BEGIN Records

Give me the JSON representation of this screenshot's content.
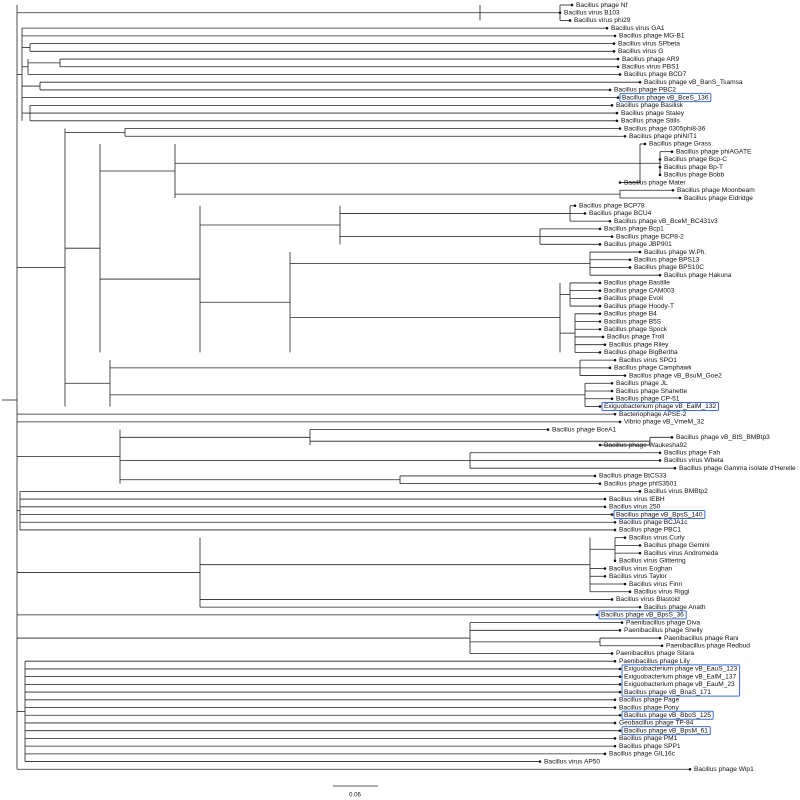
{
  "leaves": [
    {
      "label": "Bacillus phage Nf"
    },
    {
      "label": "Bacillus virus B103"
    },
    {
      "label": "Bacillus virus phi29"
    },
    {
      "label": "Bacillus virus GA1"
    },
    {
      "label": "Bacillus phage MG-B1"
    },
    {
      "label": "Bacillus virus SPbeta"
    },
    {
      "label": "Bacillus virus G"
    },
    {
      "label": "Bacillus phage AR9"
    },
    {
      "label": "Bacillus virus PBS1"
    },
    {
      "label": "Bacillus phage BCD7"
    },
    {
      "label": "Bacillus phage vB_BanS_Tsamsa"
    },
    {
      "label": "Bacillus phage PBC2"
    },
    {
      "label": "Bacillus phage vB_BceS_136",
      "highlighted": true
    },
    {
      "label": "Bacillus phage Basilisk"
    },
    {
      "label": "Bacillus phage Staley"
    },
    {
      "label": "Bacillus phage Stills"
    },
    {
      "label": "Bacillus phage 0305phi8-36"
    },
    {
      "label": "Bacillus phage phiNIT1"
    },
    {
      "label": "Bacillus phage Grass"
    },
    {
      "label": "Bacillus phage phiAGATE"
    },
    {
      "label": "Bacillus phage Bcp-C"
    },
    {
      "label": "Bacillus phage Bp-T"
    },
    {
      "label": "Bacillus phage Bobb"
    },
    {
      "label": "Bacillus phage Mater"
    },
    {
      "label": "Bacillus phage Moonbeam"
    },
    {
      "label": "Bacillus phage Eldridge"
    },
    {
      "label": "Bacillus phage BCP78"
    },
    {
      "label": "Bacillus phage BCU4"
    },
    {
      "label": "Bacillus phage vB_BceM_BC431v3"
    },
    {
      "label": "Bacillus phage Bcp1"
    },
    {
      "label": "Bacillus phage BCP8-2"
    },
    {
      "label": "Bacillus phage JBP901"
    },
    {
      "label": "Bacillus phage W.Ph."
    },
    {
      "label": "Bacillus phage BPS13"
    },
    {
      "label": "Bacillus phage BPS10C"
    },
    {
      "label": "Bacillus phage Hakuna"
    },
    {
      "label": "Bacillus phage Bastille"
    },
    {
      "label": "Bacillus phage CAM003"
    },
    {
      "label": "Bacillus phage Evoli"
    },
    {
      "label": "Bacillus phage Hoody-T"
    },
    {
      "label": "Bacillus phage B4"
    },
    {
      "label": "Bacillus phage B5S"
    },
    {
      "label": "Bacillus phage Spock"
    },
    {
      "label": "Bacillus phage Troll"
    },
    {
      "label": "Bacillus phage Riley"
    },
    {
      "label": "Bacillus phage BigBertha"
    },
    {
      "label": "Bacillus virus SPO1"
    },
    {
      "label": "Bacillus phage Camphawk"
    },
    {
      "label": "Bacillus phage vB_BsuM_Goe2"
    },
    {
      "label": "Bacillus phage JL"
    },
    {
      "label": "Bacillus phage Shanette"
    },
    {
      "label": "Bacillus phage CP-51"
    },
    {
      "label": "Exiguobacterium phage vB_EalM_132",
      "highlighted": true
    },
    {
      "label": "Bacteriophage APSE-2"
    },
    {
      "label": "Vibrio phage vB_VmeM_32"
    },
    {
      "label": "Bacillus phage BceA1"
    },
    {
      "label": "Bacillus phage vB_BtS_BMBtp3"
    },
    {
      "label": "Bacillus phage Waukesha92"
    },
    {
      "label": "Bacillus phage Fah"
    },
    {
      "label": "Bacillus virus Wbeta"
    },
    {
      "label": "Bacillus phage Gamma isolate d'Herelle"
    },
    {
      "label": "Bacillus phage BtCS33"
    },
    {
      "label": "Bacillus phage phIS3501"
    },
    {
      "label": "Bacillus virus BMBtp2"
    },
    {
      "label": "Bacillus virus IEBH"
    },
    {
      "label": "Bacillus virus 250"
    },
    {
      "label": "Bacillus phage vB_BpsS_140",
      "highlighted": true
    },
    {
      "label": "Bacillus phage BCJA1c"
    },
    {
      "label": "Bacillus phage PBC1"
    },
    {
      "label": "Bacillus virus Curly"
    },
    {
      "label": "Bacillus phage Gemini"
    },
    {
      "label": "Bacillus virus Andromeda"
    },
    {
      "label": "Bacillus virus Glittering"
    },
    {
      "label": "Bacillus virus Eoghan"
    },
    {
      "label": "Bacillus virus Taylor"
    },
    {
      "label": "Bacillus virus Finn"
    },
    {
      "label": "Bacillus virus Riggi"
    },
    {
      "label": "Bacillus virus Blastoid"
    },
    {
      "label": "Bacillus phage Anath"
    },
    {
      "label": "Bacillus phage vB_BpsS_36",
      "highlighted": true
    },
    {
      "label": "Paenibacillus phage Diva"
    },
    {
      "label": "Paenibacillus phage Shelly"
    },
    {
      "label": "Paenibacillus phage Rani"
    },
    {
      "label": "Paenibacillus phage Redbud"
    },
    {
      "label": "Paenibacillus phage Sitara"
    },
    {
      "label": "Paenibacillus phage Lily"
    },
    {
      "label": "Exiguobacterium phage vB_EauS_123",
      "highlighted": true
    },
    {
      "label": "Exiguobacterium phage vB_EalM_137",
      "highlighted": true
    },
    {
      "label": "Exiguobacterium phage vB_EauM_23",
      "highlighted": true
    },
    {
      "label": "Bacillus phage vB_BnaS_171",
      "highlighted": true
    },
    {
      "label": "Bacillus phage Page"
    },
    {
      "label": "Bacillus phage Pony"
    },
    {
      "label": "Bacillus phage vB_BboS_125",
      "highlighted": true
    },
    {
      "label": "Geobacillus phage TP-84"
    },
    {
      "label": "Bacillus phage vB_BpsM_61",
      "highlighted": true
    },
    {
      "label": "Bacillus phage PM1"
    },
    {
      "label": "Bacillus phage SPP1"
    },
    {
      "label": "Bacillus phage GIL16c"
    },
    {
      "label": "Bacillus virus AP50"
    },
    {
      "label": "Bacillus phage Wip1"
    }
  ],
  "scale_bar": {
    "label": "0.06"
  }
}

END Records

Any images must be dropped; all other material is to be printed exactly.

Give me the JSON representation of this screenshot's content.
{
  "leaves": [
    {
      "label": "Bacillus phage Nf"
    },
    {
      "label": "Bacillus virus B103"
    },
    {
      "label": "Bacillus virus phi29"
    },
    {
      "label": "Bacillus virus GA1"
    },
    {
      "label": "Bacillus phage MG-B1"
    },
    {
      "label": "Bacillus virus SPbeta"
    },
    {
      "label": "Bacillus virus G"
    },
    {
      "label": "Bacillus phage AR9"
    },
    {
      "label": "Bacillus virus PBS1"
    },
    {
      "label": "Bacillus phage BCD7"
    },
    {
      "label": "Bacillus phage vB_BanS_Tsamsa"
    },
    {
      "label": "Bacillus phage PBC2"
    },
    {
      "label": "Bacillus phage vB_BceS_136",
      "highlighted": true
    },
    {
      "label": "Bacillus phage Basilisk"
    },
    {
      "label": "Bacillus phage Staley"
    },
    {
      "label": "Bacillus phage Stills"
    },
    {
      "label": "Bacillus phage 0305phi8-36"
    },
    {
      "label": "Bacillus phage phiNIT1"
    },
    {
      "label": "Bacillus phage Grass"
    },
    {
      "label": "Bacillus phage phiAGATE"
    },
    {
      "label": "Bacillus phage Bcp-C"
    },
    {
      "label": "Bacillus phage Bp-T"
    },
    {
      "label": "Bacillus phage Bobb"
    },
    {
      "label": "Bacillus phage Mater"
    },
    {
      "label": "Bacillus phage Moonbeam"
    },
    {
      "label": "Bacillus phage Eldridge"
    },
    {
      "label": "Bacillus phage BCP78"
    },
    {
      "label": "Bacillus phage BCU4"
    },
    {
      "label": "Bacillus phage vB_BceM_BC431v3"
    },
    {
      "label": "Bacillus phage Bcp1"
    },
    {
      "label": "Bacillus phage BCP8-2"
    },
    {
      "label": "Bacillus phage JBP901"
    },
    {
      "label": "Bacillus phage W.Ph."
    },
    {
      "label": "Bacillus phage BPS13"
    },
    {
      "label": "Bacillus phage BPS10C"
    },
    {
      "label": "Bacillus phage Hakuna"
    },
    {
      "label": "Bacillus phage Bastille"
    },
    {
      "label": "Bacillus phage CAM003"
    },
    {
      "label": "Bacillus phage Evoli"
    },
    {
      "label": "Bacillus phage Hoody-T"
    },
    {
      "label": "Bacillus phage B4"
    },
    {
      "label": "Bacillus phage B5S"
    },
    {
      "label": "Bacillus phage Spock"
    },
    {
      "label": "Bacillus phage Troll"
    },
    {
      "label": "Bacillus phage Riley"
    },
    {
      "label": "Bacillus phage BigBertha"
    },
    {
      "label": "Bacillus virus SPO1"
    },
    {
      "label": "Bacillus phage Camphawk"
    },
    {
      "label": "Bacillus phage vB_BsuM_Goe2"
    },
    {
      "label": "Bacillus phage JL"
    },
    {
      "label": "Bacillus phage Shanette"
    },
    {
      "label": "Bacillus phage CP-51"
    },
    {
      "label": "Exiguobacterium phage vB_EalM_132",
      "highlighted": true
    },
    {
      "label": "Bacteriophage APSE-2"
    },
    {
      "label": "Vibrio phage vB_VmeM_32"
    },
    {
      "label": "Bacillus phage BceA1"
    },
    {
      "label": "Bacillus phage vB_BtS_BMBtp3"
    },
    {
      "label": "Bacillus phage Waukesha92"
    },
    {
      "label": "Bacillus phage Fah"
    },
    {
      "label": "Bacillus virus Wbeta"
    },
    {
      "label": "Bacillus phage Gamma isolate d'Herelle"
    },
    {
      "label": "Bacillus phage BtCS33"
    },
    {
      "label": "Bacillus phage phIS3501"
    },
    {
      "label": "Bacillus virus BMBtp2"
    },
    {
      "label": "Bacillus virus IEBH"
    },
    {
      "label": "Bacillus virus 250"
    },
    {
      "label": "Bacillus phage vB_BpsS_140",
      "highlighted": true
    },
    {
      "label": "Bacillus phage BCJA1c"
    },
    {
      "label": "Bacillus phage PBC1"
    },
    {
      "label": "Bacillus virus Curly"
    },
    {
      "label": "Bacillus phage Gemini"
    },
    {
      "label": "Bacillus virus Andromeda"
    },
    {
      "label": "Bacillus virus Glittering"
    },
    {
      "label": "Bacillus virus Eoghan"
    },
    {
      "label": "Bacillus virus Taylor"
    },
    {
      "label": "Bacillus virus Finn"
    },
    {
      "label": "Bacillus virus Riggi"
    },
    {
      "label": "Bacillus virus Blastoid"
    },
    {
      "label": "Bacillus phage Anath"
    },
    {
      "label": "Bacillus phage vB_BpsS_36",
      "highlighted": true
    },
    {
      "label": "Paenibacillus phage Diva"
    },
    {
      "label": "Paenibacillus phage Shelly"
    },
    {
      "label": "Paenibacillus phage Rani"
    },
    {
      "label": "Paenibacillus phage Redbud"
    },
    {
      "label": "Paenibacillus phage Sitara"
    },
    {
      "label": "Paenibacillus phage Lily"
    },
    {
      "label": "Exiguobacterium phage vB_EauS_123",
      "highlighted": true
    },
    {
      "label": "Exiguobacterium phage vB_EalM_137",
      "highlighted": true
    },
    {
      "label": "Exiguobacterium phage vB_EauM_23",
      "highlighted": true
    },
    {
      "label": "Bacillus phage vB_BnaS_171",
      "highlighted": true
    },
    {
      "label": "Bacillus phage Page"
    },
    {
      "label": "Bacillus phage Pony"
    },
    {
      "label": "Bacillus phage vB_BboS_125",
      "highlighted": true
    },
    {
      "label": "Geobacillus phage TP-84"
    },
    {
      "label": "Bacillus phage vB_BpsM_61",
      "highlighted": true
    },
    {
      "label": "Bacillus phage PM1"
    },
    {
      "label": "Bacillus phage SPP1"
    },
    {
      "label": "Bacillus phage GIL16c"
    },
    {
      "label": "Bacillus virus AP50"
    },
    {
      "label": "Bacillus phage Wip1"
    }
  ],
  "scale_bar": {
    "label": "0.06"
  }
}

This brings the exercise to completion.